Written task
The records should be repeated word for word, pictures excluded.

Data for processing
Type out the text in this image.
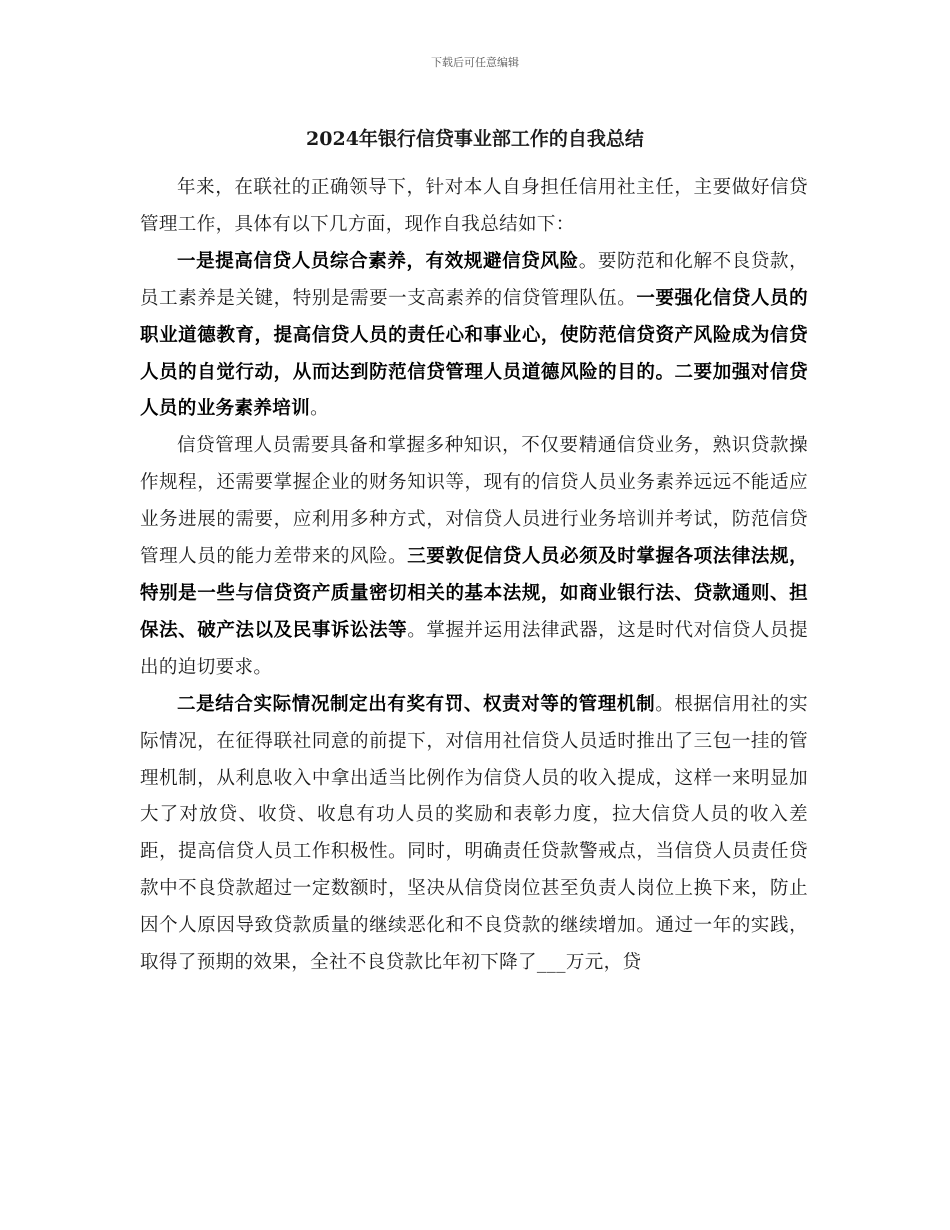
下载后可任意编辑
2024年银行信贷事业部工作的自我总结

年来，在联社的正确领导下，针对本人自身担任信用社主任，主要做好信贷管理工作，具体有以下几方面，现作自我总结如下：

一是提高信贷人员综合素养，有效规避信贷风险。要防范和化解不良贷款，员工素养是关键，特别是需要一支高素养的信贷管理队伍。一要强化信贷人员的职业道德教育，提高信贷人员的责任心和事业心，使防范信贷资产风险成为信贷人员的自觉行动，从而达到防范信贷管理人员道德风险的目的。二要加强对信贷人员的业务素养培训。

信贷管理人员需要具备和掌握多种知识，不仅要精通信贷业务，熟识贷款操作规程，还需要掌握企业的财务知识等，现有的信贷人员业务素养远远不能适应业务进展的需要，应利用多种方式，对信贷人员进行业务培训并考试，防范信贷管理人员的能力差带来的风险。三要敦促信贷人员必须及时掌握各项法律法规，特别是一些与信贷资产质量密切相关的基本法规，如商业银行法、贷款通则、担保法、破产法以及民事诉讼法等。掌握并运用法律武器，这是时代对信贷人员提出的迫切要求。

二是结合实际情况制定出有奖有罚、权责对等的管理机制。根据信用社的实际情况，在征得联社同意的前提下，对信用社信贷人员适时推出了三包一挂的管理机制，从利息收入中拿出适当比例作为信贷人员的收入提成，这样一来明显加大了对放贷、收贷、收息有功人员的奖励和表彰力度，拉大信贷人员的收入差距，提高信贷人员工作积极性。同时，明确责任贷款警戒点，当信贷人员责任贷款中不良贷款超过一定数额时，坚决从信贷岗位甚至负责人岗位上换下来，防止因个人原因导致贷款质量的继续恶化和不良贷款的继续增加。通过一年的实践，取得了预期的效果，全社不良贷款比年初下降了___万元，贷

Task answer
Type out the text in this image.
下载后可任意编辑
2024年银行信贷事业部工作的自我总结

年来，在联社的正确领导下，针对本人自身担任信用社主任，主要做好信贷管理工作，具体有以下几方面，现作自我总结如下：

一是提高信贷人员综合素养，有效规避信贷风险。要防范和化解不良贷款，员工素养是关键，特别是需要一支高素养的信贷管理队伍。一要强化信贷人员的职业道德教育，提高信贷人员的责任心和事业心，使防范信贷资产风险成为信贷人员的自觉行动，从而达到防范信贷管理人员道德风险的目的。二要加强对信贷人员的业务素养培训。

信贷管理人员需要具备和掌握多种知识，不仅要精通信贷业务，熟识贷款操作规程，还需要掌握企业的财务知识等，现有的信贷人员业务素养远远不能适应业务进展的需要，应利用多种方式，对信贷人员进行业务培训并考试，防范信贷管理人员的能力差带来的风险。三要敦促信贷人员必须及时掌握各项法律法规，特别是一些与信贷资产质量密切相关的基本法规，如商业银行法、贷款通则、担保法、破产法以及民事诉讼法等。掌握并运用法律武器，这是时代对信贷人员提出的迫切要求。

二是结合实际情况制定出有奖有罚、权责对等的管理机制。根据信用社的实际情况，在征得联社同意的前提下，对信用社信贷人员适时推出了三包一挂的管理机制，从利息收入中拿出适当比例作为信贷人员的收入提成，这样一来明显加大了对放贷、收贷、收息有功人员的奖励和表彰力度，拉大信贷人员的收入差距，提高信贷人员工作积极性。同时，明确责任贷款警戒点，当信贷人员责任贷款中不良贷款超过一定数额时，坚决从信贷岗位甚至负责人岗位上换下来，防止因个人原因导致贷款质量的继续恶化和不良贷款的继续增加。通过一年的实践，取得了预期的效果，全社不良贷款比年初下降了___万元，贷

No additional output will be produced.